[EXTRACT — start]

PROPEL doubles learnable task generation for code agents without solver rollouts
A new solver-amortized training method shifts synthetic task generation toward the learnable frontier, increasing valid training material from 10% to 20% for code agents without repeated solver rollouts.

Researchers have identified a critical bottleneck in reinforcement-learning agent training: most synthetically generated tasks are either trivial or unsolvable, and filtering for the narrow band of learnable challenges requires expensive solver rollouts to evaluate each candidate.
PROPEL, introduced in a June 2026 arXiv preprint, replaces that bottleneck with a lightweight activation probe trained once on labeled task-outcome pairs. The probe predicts whether a generated task will land in the target solve-rate window—hard enough to teach, easy enough to solve—by reading internal states from a frozen reference model. During generator optimization the probe acts as a fast proxy for actual solver evaluation, cutting the cost of each candidate from tens of minutes to a single forward pass.
Across math, code, and software-engineering benchmarks the method roughly doubles the share of generations that fall in the learnable band. For a Qwen2.5-3B-Instruct code solver, tasks at the targeted difficulty rose from 10.1% to 20.0%; for Qwen2.5-7B-Instruct the share climbed from 5.3% to 12.6%. On software-engineering repositories unseen during training, PROPEL lifted the learnable fraction from 9.8% to 19.6% for Qwen3.5-27B.
The paper frames the result as a shift from solver-in-the-loop generation—where every candidate triggers a full agent run—to solver-amortized generation, where a one-time labeling pass trains a predictor that guides all subsequent task creation. As frontier models improve, fixed task distributions saturate quickly; PROPEL offers a path to scale task supply in step with solver capability without multiplying compute costs by the number of candidates evaluated.

[EXTRACT — finish]

(EXERCISE DIRECTIONS): Copy the article on PROPEL word for word, from its headline through its final sentence.

[ENTRIES PROVIDED — start]

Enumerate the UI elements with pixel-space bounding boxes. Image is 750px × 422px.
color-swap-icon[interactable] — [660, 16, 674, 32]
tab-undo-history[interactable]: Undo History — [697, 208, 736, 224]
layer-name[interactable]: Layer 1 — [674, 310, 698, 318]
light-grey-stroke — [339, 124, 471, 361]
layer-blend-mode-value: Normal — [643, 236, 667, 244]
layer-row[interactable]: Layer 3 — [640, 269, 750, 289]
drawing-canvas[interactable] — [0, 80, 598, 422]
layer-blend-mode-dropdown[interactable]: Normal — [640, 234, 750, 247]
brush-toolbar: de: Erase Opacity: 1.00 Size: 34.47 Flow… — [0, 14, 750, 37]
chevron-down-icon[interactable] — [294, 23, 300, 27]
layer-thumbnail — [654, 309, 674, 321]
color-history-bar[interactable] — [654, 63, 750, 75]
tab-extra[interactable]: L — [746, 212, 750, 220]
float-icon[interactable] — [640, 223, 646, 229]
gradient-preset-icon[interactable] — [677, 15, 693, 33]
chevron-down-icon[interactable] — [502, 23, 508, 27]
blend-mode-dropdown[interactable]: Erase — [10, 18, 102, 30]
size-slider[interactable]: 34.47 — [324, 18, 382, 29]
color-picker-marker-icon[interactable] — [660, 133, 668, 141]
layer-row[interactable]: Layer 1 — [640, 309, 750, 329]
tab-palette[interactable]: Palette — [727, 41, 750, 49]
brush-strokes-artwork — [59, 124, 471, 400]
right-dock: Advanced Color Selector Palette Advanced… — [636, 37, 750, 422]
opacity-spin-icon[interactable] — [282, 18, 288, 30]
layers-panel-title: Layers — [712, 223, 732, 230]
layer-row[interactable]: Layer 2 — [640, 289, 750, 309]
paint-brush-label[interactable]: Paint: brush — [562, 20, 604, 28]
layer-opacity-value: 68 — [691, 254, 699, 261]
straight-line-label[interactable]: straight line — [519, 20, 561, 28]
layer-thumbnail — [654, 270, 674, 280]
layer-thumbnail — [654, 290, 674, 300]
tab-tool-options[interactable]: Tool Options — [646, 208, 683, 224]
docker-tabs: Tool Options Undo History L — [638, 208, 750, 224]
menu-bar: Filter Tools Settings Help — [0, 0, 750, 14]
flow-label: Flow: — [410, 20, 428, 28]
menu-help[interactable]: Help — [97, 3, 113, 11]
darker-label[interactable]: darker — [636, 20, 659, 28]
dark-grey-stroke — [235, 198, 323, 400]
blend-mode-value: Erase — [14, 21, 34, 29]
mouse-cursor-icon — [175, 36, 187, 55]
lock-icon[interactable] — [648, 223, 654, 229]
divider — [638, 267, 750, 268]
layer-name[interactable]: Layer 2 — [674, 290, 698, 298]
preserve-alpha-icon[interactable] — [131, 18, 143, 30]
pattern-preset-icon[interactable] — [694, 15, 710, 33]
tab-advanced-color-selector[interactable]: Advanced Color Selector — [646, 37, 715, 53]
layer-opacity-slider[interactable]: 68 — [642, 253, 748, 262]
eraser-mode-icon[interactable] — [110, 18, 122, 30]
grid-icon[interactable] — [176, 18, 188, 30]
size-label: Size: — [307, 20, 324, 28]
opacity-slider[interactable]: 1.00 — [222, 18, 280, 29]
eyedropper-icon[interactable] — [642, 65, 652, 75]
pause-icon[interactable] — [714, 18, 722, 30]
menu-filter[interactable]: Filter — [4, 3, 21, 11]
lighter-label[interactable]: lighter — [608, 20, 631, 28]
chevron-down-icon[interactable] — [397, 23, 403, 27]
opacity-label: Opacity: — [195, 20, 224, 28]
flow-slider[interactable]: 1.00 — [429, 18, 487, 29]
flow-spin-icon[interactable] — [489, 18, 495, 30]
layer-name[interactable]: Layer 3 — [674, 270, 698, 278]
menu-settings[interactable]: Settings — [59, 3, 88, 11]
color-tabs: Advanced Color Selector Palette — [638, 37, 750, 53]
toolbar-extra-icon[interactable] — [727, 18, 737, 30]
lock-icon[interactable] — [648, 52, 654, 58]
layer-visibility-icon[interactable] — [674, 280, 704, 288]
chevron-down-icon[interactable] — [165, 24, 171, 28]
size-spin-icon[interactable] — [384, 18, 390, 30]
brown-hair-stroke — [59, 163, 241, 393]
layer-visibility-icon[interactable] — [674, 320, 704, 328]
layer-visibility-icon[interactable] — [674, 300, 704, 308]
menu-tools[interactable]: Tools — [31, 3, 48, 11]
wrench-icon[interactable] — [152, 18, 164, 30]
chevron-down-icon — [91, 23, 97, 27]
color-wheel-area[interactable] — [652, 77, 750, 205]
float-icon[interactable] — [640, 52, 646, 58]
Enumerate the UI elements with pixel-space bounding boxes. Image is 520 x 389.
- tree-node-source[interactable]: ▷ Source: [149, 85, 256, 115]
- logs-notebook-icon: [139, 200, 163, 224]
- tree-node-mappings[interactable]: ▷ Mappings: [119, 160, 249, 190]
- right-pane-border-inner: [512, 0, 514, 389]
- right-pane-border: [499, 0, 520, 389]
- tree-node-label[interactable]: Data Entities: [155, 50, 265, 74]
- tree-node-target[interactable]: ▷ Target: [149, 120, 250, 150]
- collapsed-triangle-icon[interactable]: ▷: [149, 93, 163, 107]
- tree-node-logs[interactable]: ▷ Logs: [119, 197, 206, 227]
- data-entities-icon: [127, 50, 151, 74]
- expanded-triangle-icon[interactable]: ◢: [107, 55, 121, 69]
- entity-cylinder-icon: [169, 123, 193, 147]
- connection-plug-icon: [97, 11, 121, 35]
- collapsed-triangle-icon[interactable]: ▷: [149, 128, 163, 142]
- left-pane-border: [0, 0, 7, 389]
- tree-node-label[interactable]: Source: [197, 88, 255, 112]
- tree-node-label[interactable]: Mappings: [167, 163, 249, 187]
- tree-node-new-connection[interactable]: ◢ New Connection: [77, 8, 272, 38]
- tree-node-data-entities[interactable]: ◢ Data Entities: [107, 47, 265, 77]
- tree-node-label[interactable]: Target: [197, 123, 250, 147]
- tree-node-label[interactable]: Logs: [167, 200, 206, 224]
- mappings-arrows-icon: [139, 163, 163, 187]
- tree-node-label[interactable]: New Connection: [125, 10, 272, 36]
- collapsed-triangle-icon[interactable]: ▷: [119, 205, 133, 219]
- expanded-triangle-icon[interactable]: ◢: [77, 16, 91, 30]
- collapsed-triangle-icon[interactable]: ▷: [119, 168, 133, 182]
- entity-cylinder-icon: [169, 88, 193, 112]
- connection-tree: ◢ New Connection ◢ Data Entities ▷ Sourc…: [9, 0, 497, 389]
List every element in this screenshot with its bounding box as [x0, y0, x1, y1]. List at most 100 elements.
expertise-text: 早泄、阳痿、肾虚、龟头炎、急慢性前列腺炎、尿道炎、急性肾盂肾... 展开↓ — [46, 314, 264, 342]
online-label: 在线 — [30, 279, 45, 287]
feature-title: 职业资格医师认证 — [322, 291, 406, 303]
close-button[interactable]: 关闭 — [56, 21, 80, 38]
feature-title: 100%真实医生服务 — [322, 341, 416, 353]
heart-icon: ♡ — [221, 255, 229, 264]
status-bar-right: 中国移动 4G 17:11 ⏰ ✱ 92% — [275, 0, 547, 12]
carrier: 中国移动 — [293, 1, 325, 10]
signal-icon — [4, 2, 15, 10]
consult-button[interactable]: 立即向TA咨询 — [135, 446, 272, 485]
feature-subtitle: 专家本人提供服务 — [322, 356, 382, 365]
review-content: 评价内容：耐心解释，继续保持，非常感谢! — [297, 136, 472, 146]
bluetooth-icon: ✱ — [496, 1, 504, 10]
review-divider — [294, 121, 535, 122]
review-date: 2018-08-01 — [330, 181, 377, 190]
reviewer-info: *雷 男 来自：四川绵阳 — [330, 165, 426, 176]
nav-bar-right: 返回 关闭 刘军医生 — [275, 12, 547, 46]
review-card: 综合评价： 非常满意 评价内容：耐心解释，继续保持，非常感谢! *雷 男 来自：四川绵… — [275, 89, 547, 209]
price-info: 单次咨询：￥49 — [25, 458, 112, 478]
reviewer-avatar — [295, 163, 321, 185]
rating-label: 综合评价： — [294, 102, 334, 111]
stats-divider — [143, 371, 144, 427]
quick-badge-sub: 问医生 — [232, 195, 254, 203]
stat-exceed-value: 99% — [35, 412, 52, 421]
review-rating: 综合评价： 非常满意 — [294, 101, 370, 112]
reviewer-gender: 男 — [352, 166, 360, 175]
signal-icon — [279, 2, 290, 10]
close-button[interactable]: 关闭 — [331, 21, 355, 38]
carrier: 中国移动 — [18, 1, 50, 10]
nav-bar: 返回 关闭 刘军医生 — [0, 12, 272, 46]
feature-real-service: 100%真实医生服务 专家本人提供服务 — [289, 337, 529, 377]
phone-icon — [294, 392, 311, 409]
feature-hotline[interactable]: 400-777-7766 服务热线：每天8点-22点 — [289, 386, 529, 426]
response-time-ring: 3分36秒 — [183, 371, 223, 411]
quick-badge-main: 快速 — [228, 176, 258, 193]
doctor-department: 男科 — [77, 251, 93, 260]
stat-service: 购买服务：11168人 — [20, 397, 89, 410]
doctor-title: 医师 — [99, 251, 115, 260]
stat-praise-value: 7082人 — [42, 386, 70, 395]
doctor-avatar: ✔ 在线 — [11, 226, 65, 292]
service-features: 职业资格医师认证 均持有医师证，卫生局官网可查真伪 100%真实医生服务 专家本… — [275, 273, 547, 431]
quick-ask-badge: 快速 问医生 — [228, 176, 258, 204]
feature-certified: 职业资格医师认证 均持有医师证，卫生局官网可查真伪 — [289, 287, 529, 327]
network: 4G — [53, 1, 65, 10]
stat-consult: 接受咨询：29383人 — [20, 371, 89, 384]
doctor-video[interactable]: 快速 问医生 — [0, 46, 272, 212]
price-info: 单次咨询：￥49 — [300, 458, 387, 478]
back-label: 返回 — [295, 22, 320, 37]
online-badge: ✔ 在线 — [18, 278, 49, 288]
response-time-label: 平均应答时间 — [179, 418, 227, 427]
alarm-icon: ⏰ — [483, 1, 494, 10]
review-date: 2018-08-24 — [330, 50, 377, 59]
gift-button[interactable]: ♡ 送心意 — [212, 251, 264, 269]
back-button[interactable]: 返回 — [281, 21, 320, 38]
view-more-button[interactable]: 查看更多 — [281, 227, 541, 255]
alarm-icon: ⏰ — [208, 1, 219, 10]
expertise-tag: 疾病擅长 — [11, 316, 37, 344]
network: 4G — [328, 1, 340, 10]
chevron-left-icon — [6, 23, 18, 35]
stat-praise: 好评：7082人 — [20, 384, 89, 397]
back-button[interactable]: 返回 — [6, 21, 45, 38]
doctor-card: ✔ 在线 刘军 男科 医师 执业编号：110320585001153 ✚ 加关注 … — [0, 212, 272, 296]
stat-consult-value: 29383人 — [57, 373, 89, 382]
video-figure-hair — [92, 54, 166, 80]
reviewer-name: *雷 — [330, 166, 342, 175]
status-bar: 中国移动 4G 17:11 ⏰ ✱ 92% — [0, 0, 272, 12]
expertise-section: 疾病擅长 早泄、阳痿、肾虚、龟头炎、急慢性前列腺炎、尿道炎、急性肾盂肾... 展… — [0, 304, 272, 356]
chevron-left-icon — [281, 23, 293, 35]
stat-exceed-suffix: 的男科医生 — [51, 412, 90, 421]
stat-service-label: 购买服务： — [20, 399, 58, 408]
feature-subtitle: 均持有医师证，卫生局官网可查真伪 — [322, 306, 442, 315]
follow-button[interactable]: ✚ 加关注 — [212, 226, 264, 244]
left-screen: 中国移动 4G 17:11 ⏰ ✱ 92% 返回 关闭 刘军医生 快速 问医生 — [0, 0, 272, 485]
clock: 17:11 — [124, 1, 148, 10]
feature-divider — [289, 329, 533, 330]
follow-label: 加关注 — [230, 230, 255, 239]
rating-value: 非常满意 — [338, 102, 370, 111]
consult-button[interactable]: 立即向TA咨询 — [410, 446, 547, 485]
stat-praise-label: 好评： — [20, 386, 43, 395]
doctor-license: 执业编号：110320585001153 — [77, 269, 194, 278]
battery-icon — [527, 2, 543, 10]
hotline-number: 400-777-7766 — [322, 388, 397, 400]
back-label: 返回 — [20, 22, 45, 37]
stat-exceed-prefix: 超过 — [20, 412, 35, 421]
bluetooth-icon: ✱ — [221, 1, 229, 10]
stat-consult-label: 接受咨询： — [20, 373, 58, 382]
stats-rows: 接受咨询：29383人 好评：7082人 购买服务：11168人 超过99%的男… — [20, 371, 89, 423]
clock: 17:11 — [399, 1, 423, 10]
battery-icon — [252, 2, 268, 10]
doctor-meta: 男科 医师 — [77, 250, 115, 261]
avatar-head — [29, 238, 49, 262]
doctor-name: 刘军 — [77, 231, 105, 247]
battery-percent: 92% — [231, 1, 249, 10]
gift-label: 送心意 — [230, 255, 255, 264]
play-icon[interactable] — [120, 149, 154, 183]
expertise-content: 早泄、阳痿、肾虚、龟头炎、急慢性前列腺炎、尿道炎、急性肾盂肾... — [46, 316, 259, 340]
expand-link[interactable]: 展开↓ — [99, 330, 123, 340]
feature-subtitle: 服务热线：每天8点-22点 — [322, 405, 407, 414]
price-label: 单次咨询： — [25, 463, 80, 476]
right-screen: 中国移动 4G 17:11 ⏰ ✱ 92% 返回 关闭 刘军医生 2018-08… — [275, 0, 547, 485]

[ENTRIES PROVIDED — finish]

(RESPONSE):
PROPEL doubles learnable task generation for code agents without solver rollouts
A new solver-amortized training method shifts synthetic task generation toward the learnable frontier, increasing valid training material from 10% to 20% for code agents without repeated solver rollouts.

Researchers have identified a critical bottleneck in reinforcement-learning agent training: most synthetically generated tasks are either trivial or unsolvable, and filtering for the narrow band of learnable challenges requires expensive solver rollouts to evaluate each candidate.
PROPEL, introduced in a June 2026 arXiv preprint, replaces that bottleneck with a lightweight activation probe trained once on labeled task-outcome pairs. The probe predicts whether a generated task will land in the target solve-rate window—hard enough to teach, easy enough to solve—by reading internal states from a frozen reference model. During generator optimization the probe acts as a fast proxy for actual solver evaluation, cutting the cost of each candidate from tens of minutes to a single forward pass.
Across math, code, and software-engineering benchmarks the method roughly doubles the share of generations that fall in the learnable band. For a Qwen2.5-3B-Instruct code solver, tasks at the targeted difficulty rose from 10.1% to 20.0%; for Qwen2.5-7B-Instruct the share climbed from 5.3% to 12.6%. On software-engineering repositories unseen during training, PROPEL lifted the learnable fraction from 9.8% to 19.6% for Qwen3.5-27B.
The paper frames the result as a shift from solver-in-the-loop generation—where every candidate triggers a full agent run—to solver-amortized generation, where a one-time labeling pass trains a predictor that guides all subsequent task creation. As frontier models improve, fixed task distributions saturate quickly; PROPEL offers a path to scale task supply in step with solver capability without multiplying compute costs by the number of candidates evaluated.